▶ **Exercise brief**
Below is some material; set it all down exactly, apart from the pictures.

▶ **The data**
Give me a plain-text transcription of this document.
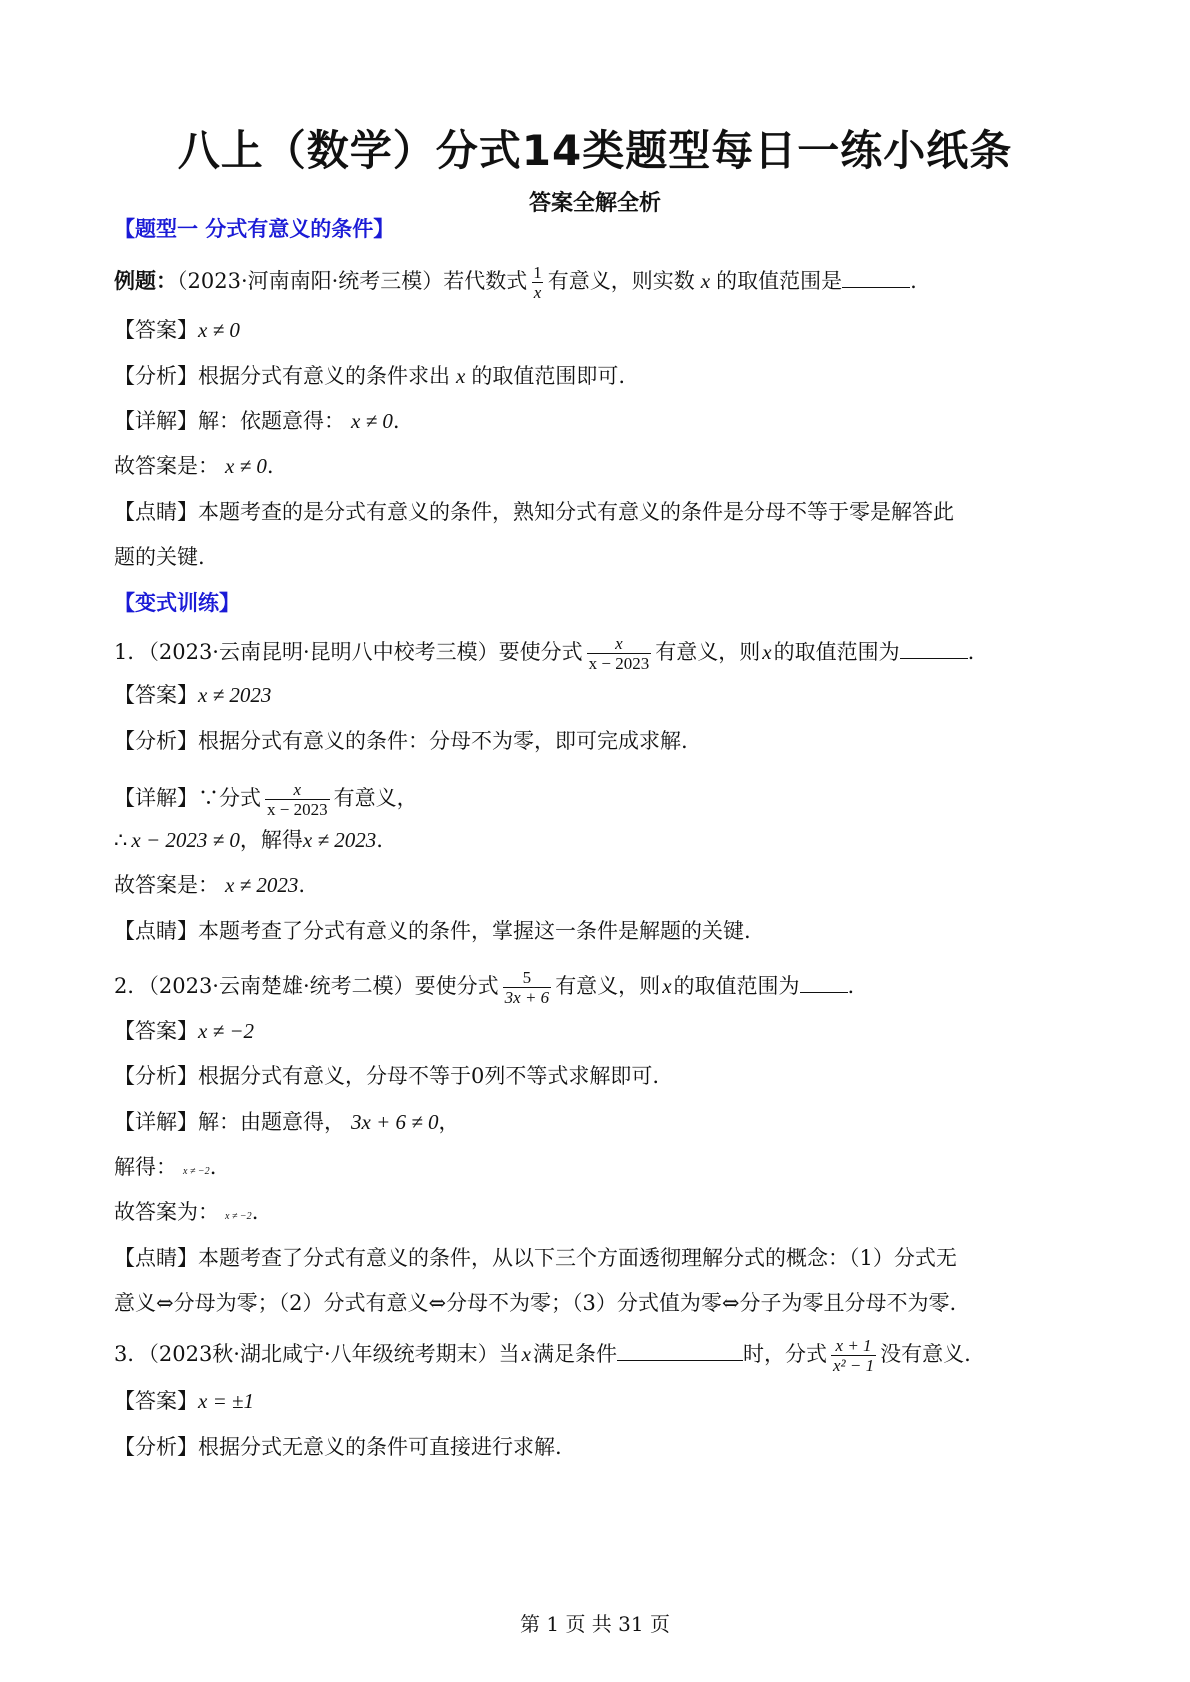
八上（数学）分式14类题型每日一练小纸条
答案全解全析
【题型一 分式有意义的条件】
例题：（2023·河南南阳·统考三模）若代数式 $\frac{1}{x}$ 有意义，则实数 x 的取值范围是	.
【答案】x ≠ 0
【分析】根据分式有意义的条件求出 x 的取值范围即可.
【详解】解：依题意得： x ≠ 0.
故答案是： x ≠ 0.
【点睛】本题考查的是分式有意义的条件，熟知分式有意义的条件是分母不等于零是解答此
题的关键.
【变式训练】
1．（2023·云南昆明·昆明八中校考三模）要使分式 $\frac{x}{x - 2023}$ 有意义，则x的取值范围为	.
【答案】x ≠ 2023
【分析】根据分式有意义的条件：分母不为零，即可完成求解.
【详解】∵分式 $\frac{x}{x - 2023}$ 有意义，
∴ x − 2023 ≠ 0，解得x ≠ 2023.
故答案是： x ≠ 2023.
【点睛】本题考查了分式有意义的条件，掌握这一条件是解题的关键.
2．（2023·云南楚雄·统考二模）要使分式 $\frac{5}{3x + 6}$ 有意义，则x的取值范围为 .
【答案】x ≠ −2
【分析】根据分式有意义，分母不等于0列不等式求解即可.
【详解】解：由题意得， 3x + 6 ≠ 0，
解得： x ≠ −2.
故答案为： x ≠ −2.
【点睛】本题考查了分式有意义的条件，从以下三个方面透彻理解分式的概念：（1）分式无
意义⇔分母为零；（2）分式有意义⇔分母不为零；（3）分式值为零⇔分子为零且分母不为零.
3．（2023秋·湖北咸宁·八年级统考期末）当x满足条件	时，分式 $\frac{x + 1}{\text{x² − 1}}$ 没有意义.
【答案】x = ±1
【分析】根据分式无意义的条件可直接进行求解.
第 1 页 共 31 页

▶ **Exercise output**
Give me a plain-text transcription of this document.
八上（数学）分式14类题型每日一练小纸条
答案全解全析
【题型一 分式有意义的条件】
例题：（2023·河南南阳·统考三模）若代数式 $\frac{1}{x}$ 有意义，则实数 x 的取值范围是	.
【答案】x ≠ 0
【分析】根据分式有意义的条件求出 x 的取值范围即可.
【详解】解：依题意得： x ≠ 0.
故答案是： x ≠ 0.
【点睛】本题考查的是分式有意义的条件，熟知分式有意义的条件是分母不等于零是解答此
题的关键.
【变式训练】
1．（2023·云南昆明·昆明八中校考三模）要使分式 $\frac{x}{x - 2023}$ 有意义，则x的取值范围为	.
【答案】x ≠ 2023
【分析】根据分式有意义的条件：分母不为零，即可完成求解.
【详解】∵分式 $\frac{x}{x - 2023}$ 有意义，
∴ x − 2023 ≠ 0，解得x ≠ 2023.
故答案是： x ≠ 2023.
【点睛】本题考查了分式有意义的条件，掌握这一条件是解题的关键.
2．（2023·云南楚雄·统考二模）要使分式 $\frac{5}{3x + 6}$ 有意义，则x的取值范围为 .
【答案】x ≠ −2
【分析】根据分式有意义，分母不等于0列不等式求解即可.
【详解】解：由题意得， 3x + 6 ≠ 0，
解得： x ≠ −2.
故答案为： x ≠ −2.
【点睛】本题考查了分式有意义的条件，从以下三个方面透彻理解分式的概念：（1）分式无
意义⇔分母为零；（2）分式有意义⇔分母不为零；（3）分式值为零⇔分子为零且分母不为零.
3．（2023秋·湖北咸宁·八年级统考期末）当x满足条件	时，分式 $\frac{x + 1}{\text{x² − 1}}$ 没有意义.
【答案】x = ±1
【分析】根据分式无意义的条件可直接进行求解.
第 1 页 共 31 页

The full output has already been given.